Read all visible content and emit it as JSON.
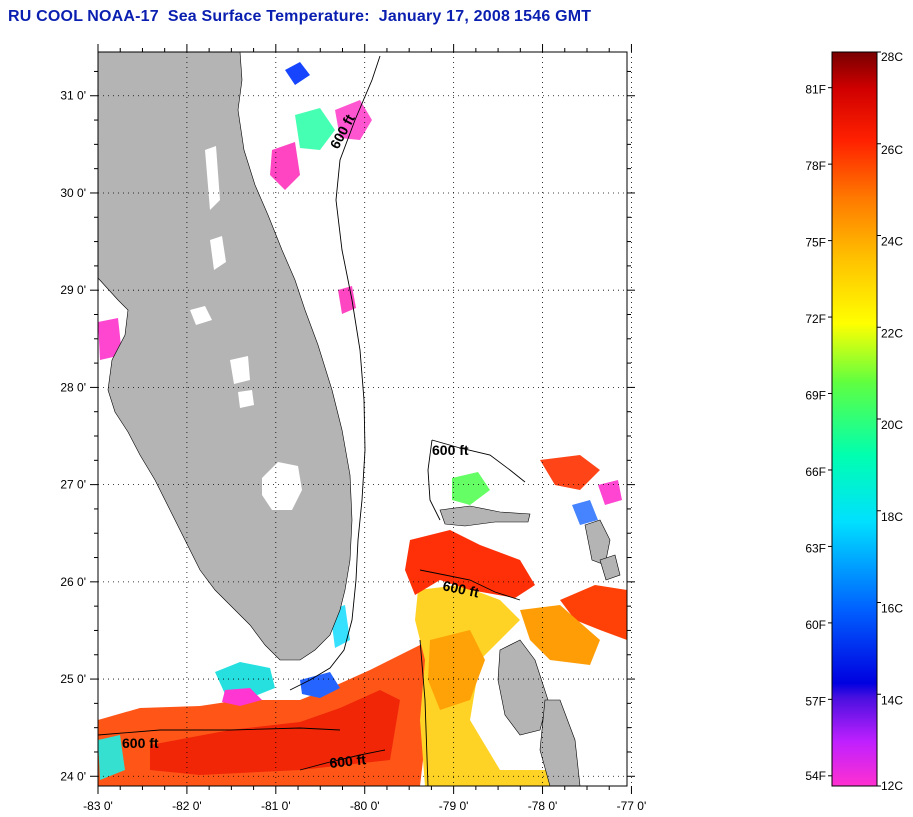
{
  "title": {
    "org": "RU COOL",
    "satellite": "NOAA-17",
    "product": "Sea Surface Temperature:",
    "date": "January 17, 2008",
    "time": "1546 GMT"
  },
  "map": {
    "lat_labels": [
      "31 0'",
      "30 0'",
      "29 0'",
      "28 0'",
      "27 0'",
      "26 0'",
      "25 0'",
      "24 0'"
    ],
    "lon_labels": [
      "-83 0'",
      "-82 0'",
      "-81 0'",
      "-80 0'",
      "-79 0'",
      "-78 0'",
      "-77 0'"
    ],
    "lat_range": [
      23.9,
      31.45
    ],
    "lon_range": [
      -83.0,
      -77.05
    ],
    "land_color": "#b4b4b4",
    "isobath_label": "600 ft",
    "grid": "dotted"
  },
  "colorbar": {
    "celsius_labels": [
      "28C",
      "26C",
      "24C",
      "22C",
      "20C",
      "18C",
      "16C",
      "14C",
      "12C"
    ],
    "fahrenheit_labels": [
      "81F",
      "78F",
      "75F",
      "72F",
      "69F",
      "66F",
      "63F",
      "60F",
      "57F",
      "54F"
    ],
    "celsius_range": [
      12,
      28
    ],
    "colors": [
      "#ff30d0",
      "#a000ff",
      "#0000e0",
      "#0080ff",
      "#00ffff",
      "#20ff80",
      "#c0ff00",
      "#ffff00",
      "#ff9000",
      "#ff3000",
      "#e00000",
      "#7a0000"
    ]
  }
}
------------
Nothing in the entries above should change when they are printed again, except that the pictures are dropped.

Read all visible content and emit it as JSON.
{
  "title": {
    "org": "RU COOL",
    "satellite": "NOAA-17",
    "product": "Sea Surface Temperature:",
    "date": "January 17, 2008",
    "time": "1546 GMT"
  },
  "map": {
    "lat_labels": [
      "31 0'",
      "30 0'",
      "29 0'",
      "28 0'",
      "27 0'",
      "26 0'",
      "25 0'",
      "24 0'"
    ],
    "lon_labels": [
      "-83 0'",
      "-82 0'",
      "-81 0'",
      "-80 0'",
      "-79 0'",
      "-78 0'",
      "-77 0'"
    ],
    "lat_range": [
      23.9,
      31.45
    ],
    "lon_range": [
      -83.0,
      -77.05
    ],
    "land_color": "#b4b4b4",
    "isobath_label": "600 ft",
    "grid": "dotted"
  },
  "colorbar": {
    "celsius_labels": [
      "28C",
      "26C",
      "24C",
      "22C",
      "20C",
      "18C",
      "16C",
      "14C",
      "12C"
    ],
    "fahrenheit_labels": [
      "81F",
      "78F",
      "75F",
      "72F",
      "69F",
      "66F",
      "63F",
      "60F",
      "57F",
      "54F"
    ],
    "celsius_range": [
      12,
      28
    ],
    "colors": [
      "#ff30d0",
      "#a000ff",
      "#0000e0",
      "#0080ff",
      "#00ffff",
      "#20ff80",
      "#c0ff00",
      "#ffff00",
      "#ff9000",
      "#ff3000",
      "#e00000",
      "#7a0000"
    ]
  }
}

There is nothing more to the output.